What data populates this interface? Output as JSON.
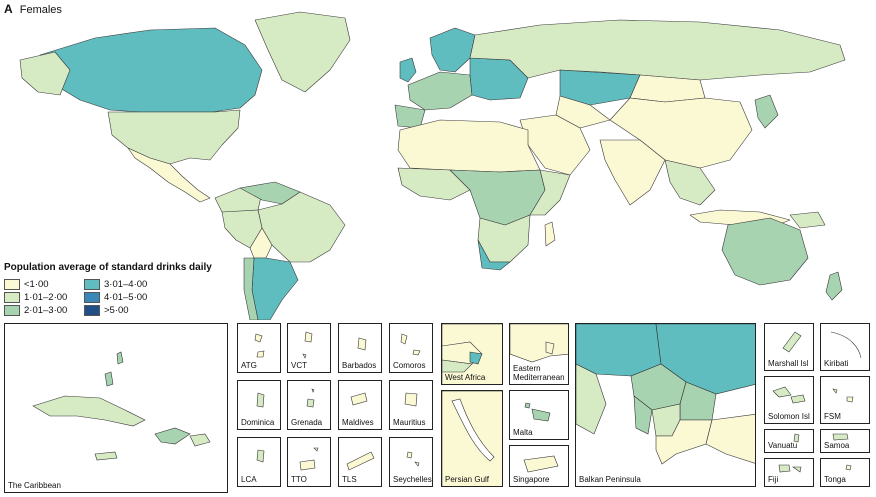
{
  "panel": {
    "letter": "A",
    "title": "Females"
  },
  "legend": {
    "title": "Population average of standard drinks daily",
    "items": [
      {
        "label": "<1·00",
        "color": "#fbf8d4"
      },
      {
        "label": "1·01–2·00",
        "color": "#d6ebc4"
      },
      {
        "label": "2·01–3·00",
        "color": "#a7d3b1"
      },
      {
        "label": "3·01–4·00",
        "color": "#5fbcbf"
      },
      {
        "label": "4·01–5·00",
        "color": "#3b88b8"
      },
      {
        "label": ">5·00",
        "color": "#1f4f86"
      }
    ]
  },
  "insets": {
    "caribbean": "The Caribbean",
    "atg": "ATG",
    "vct": "VCT",
    "barbados": "Barbados",
    "comoros": "Comoros",
    "dominica": "Dominica",
    "grenada": "Grenada",
    "maldives": "Maldives",
    "mauritius": "Mauritius",
    "lca": "LCA",
    "tto": "TTO",
    "tls": "TLS",
    "seychelles": "Seychelles",
    "west_africa": "West Africa",
    "eastern_med": "Eastern\nMediterranean",
    "malta": "Malta",
    "persian_gulf": "Persian Gulf",
    "singapore": "Singapore",
    "balkan": "Balkan Peninsula",
    "marshall": "Marshall Isl",
    "kiribati": "Kiribati",
    "solomon": "Solomon Isl",
    "fsm": "FSM",
    "vanuatu": "Vanuatu",
    "samoa": "Samoa",
    "fiji": "Fiji",
    "tonga": "Tonga"
  }
}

# # # # # # #

Every record above must be given again exactly; drop the pictures.

RESULT:
What data populates this interface? Output as JSON.
{
  "panel": {
    "letter": "A",
    "title": "Females"
  },
  "legend": {
    "title": "Population average of standard drinks daily",
    "items": [
      {
        "label": "<1·00",
        "color": "#fbf8d4"
      },
      {
        "label": "1·01–2·00",
        "color": "#d6ebc4"
      },
      {
        "label": "2·01–3·00",
        "color": "#a7d3b1"
      },
      {
        "label": "3·01–4·00",
        "color": "#5fbcbf"
      },
      {
        "label": "4·01–5·00",
        "color": "#3b88b8"
      },
      {
        "label": ">5·00",
        "color": "#1f4f86"
      }
    ]
  },
  "insets": {
    "caribbean": "The Caribbean",
    "atg": "ATG",
    "vct": "VCT",
    "barbados": "Barbados",
    "comoros": "Comoros",
    "dominica": "Dominica",
    "grenada": "Grenada",
    "maldives": "Maldives",
    "mauritius": "Mauritius",
    "lca": "LCA",
    "tto": "TTO",
    "tls": "TLS",
    "seychelles": "Seychelles",
    "west_africa": "West Africa",
    "eastern_med": "Eastern\nMediterranean",
    "malta": "Malta",
    "persian_gulf": "Persian Gulf",
    "singapore": "Singapore",
    "balkan": "Balkan Peninsula",
    "marshall": "Marshall Isl",
    "kiribati": "Kiribati",
    "solomon": "Solomon Isl",
    "fsm": "FSM",
    "vanuatu": "Vanuatu",
    "samoa": "Samoa",
    "fiji": "Fiji",
    "tonga": "Tonga"
  }
}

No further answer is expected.